EXERCISE GOAL:
Would you repeat the listing exactly but omit every picture?

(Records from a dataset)
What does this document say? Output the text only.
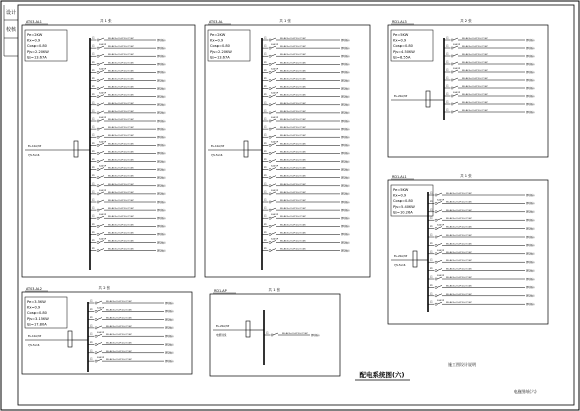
设计
校核
AT03-AL1	共 1 张
Pe=2KW
Kx=0.9
Cosφ=0.80
Pjs=2.20KW
Ijs=13.67A
EL-10A/3P
YJV-5x16
L1	WL-BV-3x2.5-PC20-CC-WC	照明插座
L1 32A/1P
WL-BV-3x2.5-PC20-CC-WC	照明插座
L1	WL-BV-3x2.5-PC20-CC-WC	照明插座
L1	WL-BV-3x2.5-PC20-CC-WC	照明插座
L1 32A/1P
WL-BV-3x2.5-PC20-CC-WC	照明插座
L1	WL-BV-3x2.5-PC20-CC-WC	照明插座
L1	WL-BV-3x2.5-PC20-CC-WC	照明插座
L1 32A/1P
WL-BV-3x2.5-PC20-CC-WC	照明插座
L1	WL-BV-3x2.5-PC20-CC-WC	照明插座
L1	WL-BV-3x2.5-PC20-CC-WC	照明插座
L1 32A/1P
WL-BV-3x2.5-PC20-CC-WC	照明插座
L1	WL-BV-3x2.5-PC20-CC-WC	照明插座
L1	WL-BV-3x2.5-PC20-CC-WC	照明插座
L1 32A/1P
WL-BV-3x2.5-PC20-CC-WC	照明插座
L1	WL-BV-3x2.5-PC20-CC-WC	照明插座
L1	WL-BV-3x2.5-PC20-CC-WC	照明插座
L1 32A/1P
WL-BV-3x2.5-PC20-CC-WC	照明插座
L1	WL-BV-3x2.5-PC20-CC-WC	照明插座
L1	WL-BV-3x2.5-PC20-CC-WC	照明插座
L1 32A/1P
WL-BV-3x2.5-PC20-CC-WC	照明插座
L1	WL-BV-3x2.5-PC20-CC-WC	照明插座
L1	WL-BV-3x2.5-PC20-CC-WC	照明插座
L1 32A/1P
WL-BV-3x2.5-PC20-CC-WC	照明插座
L1	WL-BV-3x2.5-PC20-CC-WC	照明插座
L1	WL-BV-3x2.5-PC20-CC-WC	照明插座
L1 32A/1P
WL-BV-3x2.5-PC20-CC-WC	照明插座
L1	WL-BV-3x2.5-PC20-CC-WC	照明插座
AT03-AL	共 1 张
Pe=2KW
Kx=0.9
Cosφ=0.80
Pjs=2.20KW
Ijs=13.67A
EL-10A/3P
YJV-5x16
L1	WL-BV-3x2.5-PC20-CC-WC	照明插座
L1 32A/1P
WL-BV-3x2.5-PC20-CC-WC	照明插座
L1	WL-BV-3x2.5-PC20-CC-WC	照明插座
L1	WL-BV-3x2.5-PC20-CC-WC	照明插座
L1 32A/1P
WL-BV-3x2.5-PC20-CC-WC	照明插座
L1	WL-BV-3x2.5-PC20-CC-WC	照明插座
L1	WL-BV-3x2.5-PC20-CC-WC	照明插座
L1 32A/1P
WL-BV-3x2.5-PC20-CC-WC	照明插座
L1	WL-BV-3x2.5-PC20-CC-WC	照明插座
L1	WL-BV-3x2.5-PC20-CC-WC	照明插座
L1 32A/1P
WL-BV-3x2.5-PC20-CC-WC	照明插座
L1	WL-BV-3x2.5-PC20-CC-WC	照明插座
L1	WL-BV-3x2.5-PC20-CC-WC	照明插座
L1 32A/1P
WL-BV-3x2.5-PC20-CC-WC	照明插座
L1	WL-BV-3x2.5-PC20-CC-WC	照明插座
L1	WL-BV-3x2.5-PC20-CC-WC	照明插座
L1 32A/1P
WL-BV-3x2.5-PC20-CC-WC	照明插座
L1	WL-BV-3x2.5-PC20-CC-WC	照明插座
L1	WL-BV-3x2.5-PC20-CC-WC	照明插座
L1 32A/1P
WL-BV-3x2.5-PC20-CC-WC	照明插座
L1	WL-BV-3x2.5-PC20-CC-WC	照明插座
L1	WL-BV-3x2.5-PC20-CC-WC	照明插座
L1 32A/1P
WL-BV-3x2.5-PC20-CC-WC	照明插座
L1	WL-BV-3x2.5-PC20-CC-WC	照明插座
L1	WL-BV-3x2.5-PC20-CC-WC	照明插座
L1 32A/1P
WL-BV-3x2.5-PC20-CC-WC	照明插座
L1	WL-BV-3x2.5-PC20-CC-WC	照明插座
RD1-AL3	共 2 张
Pe=5KW
Kx=0.9
Cosφ=0.80
Pjs=4.50KW
Ijs=8.55A
EL-20A/3P
L1	WL-BV-3x2.5-PC20-CC-WC	照明插座
L1 32A/1P
WL-BV-3x2.5-PC20-CC-WC	照明插座
L1	WL-BV-3x2.5-PC20-CC-WC	照明插座
L1	WL-BV-3x2.5-PC20-CC-WC	照明插座
L1 32A/1P
WL-BV-3x2.5-PC20-CC-WC	照明插座
L1	WL-BV-3x2.5-PC20-CC-WC	照明插座
L1	WL-BV-3x2.5-PC20-CC-WC	照明插座
L1 32A/1P
WL-BV-3x2.5-PC20-CC-WC	照明插座
L1	WL-BV-3x2.5-PC20-CC-WC	照明插座
L1	WL-BV-3x2.5-PC20-CC-WC	照明插座
RD1-AL1	共 1 张
Pe=5KW
Kx=0.9
Cosφ=0.80
Pjs=5.40KW
Ijs=10.26A
EL-20A/3P
YJV-5x16
L1	WL-BV-3x2.5-PC20-CC-WC	照明插座
L1 32A/1P
WL-BV-3x2.5-PC20-CC-WC	照明插座
L1	WL-BV-3x2.5-PC20-CC-WC	照明插座
L1	WL-BV-3x2.5-PC20-CC-WC	照明插座
L1 32A/1P
WL-BV-3x2.5-PC20-CC-WC	照明插座
L1	WL-BV-3x2.5-PC20-CC-WC	照明插座
L1	WL-BV-3x2.5-PC20-CC-WC	照明插座
L1 32A/1P
WL-BV-3x2.5-PC20-CC-WC	照明插座
L1	WL-BV-3x2.5-PC20-CC-WC	照明插座
L1	WL-BV-3x2.5-PC20-CC-WC	照明插座
L1 32A/1P
WL-BV-3x2.5-PC20-CC-WC	照明插座
L1	WL-BV-3x2.5-PC20-CC-WC	照明插座
L1	WL-BV-3x2.5-PC20-CC-WC	照明插座
L1 32A/1P
WL-BV-3x2.5-PC20-CC-WC	照明插座
AT03-AL2	共 2 张
Pe=3.5KW
Kx=0.9
Cosφ=0.80
Pjs=3.15KW
Ijs=17.80A
EL-10A/3P
YJV-5x16
L1	WL-BV-3x2.5-PC20-CC-WC	照明插座
L1 32A/1P
WL-BV-3x2.5-PC20-CC-WC	照明插座
L1	WL-BV-3x2.5-PC20-CC-WC	照明插座
L1	WL-BV-3x2.5-PC20-CC-WC	照明插座
L1 32A/1P
WL-BV-3x2.5-PC20-CC-WC	照明插座
L1	WL-BV-3x2.5-PC20-CC-WC	照明插座
L1	WL-BV-3x2.5-PC20-CC-WC	照明插座
L1 32A/1P
WL-BV-3x2.5-PC20-CC-WC	照明插座
RD1-AP	共 1 张
EL-20A/3P
电源进线
L1	WL-BV-3x2.5-PC20-CC-WC 照明插座
配电系统图(六)
施工图设计说明
电施图纸(六)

TASK SOLUTION:
What does this document say? Output the text only.
设计
校核
AT03-AL1	共 1 张
Pe=2KW
Kx=0.9
Cosφ=0.80
Pjs=2.20KW
Ijs=13.67A
EL-10A/3P
YJV-5x16
L1	WL-BV-3x2.5-PC20-CC-WC	照明插座
L1 32A/1P
WL-BV-3x2.5-PC20-CC-WC	照明插座
L1	WL-BV-3x2.5-PC20-CC-WC	照明插座
L1	WL-BV-3x2.5-PC20-CC-WC	照明插座
L1 32A/1P
WL-BV-3x2.5-PC20-CC-WC	照明插座
L1	WL-BV-3x2.5-PC20-CC-WC	照明插座
L1	WL-BV-3x2.5-PC20-CC-WC	照明插座
L1 32A/1P
WL-BV-3x2.5-PC20-CC-WC	照明插座
L1	WL-BV-3x2.5-PC20-CC-WC	照明插座
L1	WL-BV-3x2.5-PC20-CC-WC	照明插座
L1 32A/1P
WL-BV-3x2.5-PC20-CC-WC	照明插座
L1	WL-BV-3x2.5-PC20-CC-WC	照明插座
L1	WL-BV-3x2.5-PC20-CC-WC	照明插座
L1 32A/1P
WL-BV-3x2.5-PC20-CC-WC	照明插座
L1	WL-BV-3x2.5-PC20-CC-WC	照明插座
L1	WL-BV-3x2.5-PC20-CC-WC	照明插座
L1 32A/1P
WL-BV-3x2.5-PC20-CC-WC	照明插座
L1	WL-BV-3x2.5-PC20-CC-WC	照明插座
L1	WL-BV-3x2.5-PC20-CC-WC	照明插座
L1 32A/1P
WL-BV-3x2.5-PC20-CC-WC	照明插座
L1	WL-BV-3x2.5-PC20-CC-WC	照明插座
L1	WL-BV-3x2.5-PC20-CC-WC	照明插座
L1 32A/1P
WL-BV-3x2.5-PC20-CC-WC	照明插座
L1	WL-BV-3x2.5-PC20-CC-WC	照明插座
L1	WL-BV-3x2.5-PC20-CC-WC	照明插座
L1 32A/1P
WL-BV-3x2.5-PC20-CC-WC	照明插座
L1	WL-BV-3x2.5-PC20-CC-WC	照明插座
AT03-AL	共 1 张
Pe=2KW
Kx=0.9
Cosφ=0.80
Pjs=2.20KW
Ijs=13.67A
EL-10A/3P
YJV-5x16
L1	WL-BV-3x2.5-PC20-CC-WC	照明插座
L1 32A/1P
WL-BV-3x2.5-PC20-CC-WC	照明插座
L1	WL-BV-3x2.5-PC20-CC-WC	照明插座
L1	WL-BV-3x2.5-PC20-CC-WC	照明插座
L1 32A/1P
WL-BV-3x2.5-PC20-CC-WC	照明插座
L1	WL-BV-3x2.5-PC20-CC-WC	照明插座
L1	WL-BV-3x2.5-PC20-CC-WC	照明插座
L1 32A/1P
WL-BV-3x2.5-PC20-CC-WC	照明插座
L1	WL-BV-3x2.5-PC20-CC-WC	照明插座
L1	WL-BV-3x2.5-PC20-CC-WC	照明插座
L1 32A/1P
WL-BV-3x2.5-PC20-CC-WC	照明插座
L1	WL-BV-3x2.5-PC20-CC-WC	照明插座
L1	WL-BV-3x2.5-PC20-CC-WC	照明插座
L1 32A/1P
WL-BV-3x2.5-PC20-CC-WC	照明插座
L1	WL-BV-3x2.5-PC20-CC-WC	照明插座
L1	WL-BV-3x2.5-PC20-CC-WC	照明插座
L1 32A/1P
WL-BV-3x2.5-PC20-CC-WC	照明插座
L1	WL-BV-3x2.5-PC20-CC-WC	照明插座
L1	WL-BV-3x2.5-PC20-CC-WC	照明插座
L1 32A/1P
WL-BV-3x2.5-PC20-CC-WC	照明插座
L1	WL-BV-3x2.5-PC20-CC-WC	照明插座
L1	WL-BV-3x2.5-PC20-CC-WC	照明插座
L1 32A/1P
WL-BV-3x2.5-PC20-CC-WC	照明插座
L1	WL-BV-3x2.5-PC20-CC-WC	照明插座
L1	WL-BV-3x2.5-PC20-CC-WC	照明插座
L1 32A/1P
WL-BV-3x2.5-PC20-CC-WC	照明插座
L1	WL-BV-3x2.5-PC20-CC-WC	照明插座
RD1-AL3	共 2 张
Pe=5KW
Kx=0.9
Cosφ=0.80
Pjs=4.50KW
Ijs=8.55A
EL-20A/3P
L1	WL-BV-3x2.5-PC20-CC-WC	照明插座
L1 32A/1P
WL-BV-3x2.5-PC20-CC-WC	照明插座
L1	WL-BV-3x2.5-PC20-CC-WC	照明插座
L1	WL-BV-3x2.5-PC20-CC-WC	照明插座
L1 32A/1P
WL-BV-3x2.5-PC20-CC-WC	照明插座
L1	WL-BV-3x2.5-PC20-CC-WC	照明插座
L1	WL-BV-3x2.5-PC20-CC-WC	照明插座
L1 32A/1P
WL-BV-3x2.5-PC20-CC-WC	照明插座
L1	WL-BV-3x2.5-PC20-CC-WC	照明插座
L1	WL-BV-3x2.5-PC20-CC-WC	照明插座
RD1-AL1	共 1 张
Pe=5KW
Kx=0.9
Cosφ=0.80
Pjs=5.40KW
Ijs=10.26A
EL-20A/3P
YJV-5x16
L1	WL-BV-3x2.5-PC20-CC-WC	照明插座
L1 32A/1P
WL-BV-3x2.5-PC20-CC-WC	照明插座
L1	WL-BV-3x2.5-PC20-CC-WC	照明插座
L1	WL-BV-3x2.5-PC20-CC-WC	照明插座
L1 32A/1P
WL-BV-3x2.5-PC20-CC-WC	照明插座
L1	WL-BV-3x2.5-PC20-CC-WC	照明插座
L1	WL-BV-3x2.5-PC20-CC-WC	照明插座
L1 32A/1P
WL-BV-3x2.5-PC20-CC-WC	照明插座
L1	WL-BV-3x2.5-PC20-CC-WC	照明插座
L1	WL-BV-3x2.5-PC20-CC-WC	照明插座
L1 32A/1P
WL-BV-3x2.5-PC20-CC-WC	照明插座
L1	WL-BV-3x2.5-PC20-CC-WC	照明插座
L1	WL-BV-3x2.5-PC20-CC-WC	照明插座
L1 32A/1P
WL-BV-3x2.5-PC20-CC-WC	照明插座
AT03-AL2	共 2 张
Pe=3.5KW
Kx=0.9
Cosφ=0.80
Pjs=3.15KW
Ijs=17.80A
EL-10A/3P
YJV-5x16
L1	WL-BV-3x2.5-PC20-CC-WC	照明插座
L1 32A/1P
WL-BV-3x2.5-PC20-CC-WC	照明插座
L1	WL-BV-3x2.5-PC20-CC-WC	照明插座
L1	WL-BV-3x2.5-PC20-CC-WC	照明插座
L1 32A/1P
WL-BV-3x2.5-PC20-CC-WC	照明插座
L1	WL-BV-3x2.5-PC20-CC-WC	照明插座
L1	WL-BV-3x2.5-PC20-CC-WC	照明插座
L1 32A/1P
WL-BV-3x2.5-PC20-CC-WC	照明插座
RD1-AP	共 1 张
EL-20A/3P
电源进线
L1	WL-BV-3x2.5-PC20-CC-WC 照明插座
配电系统图(六)
施工图设计说明
电施图纸(六)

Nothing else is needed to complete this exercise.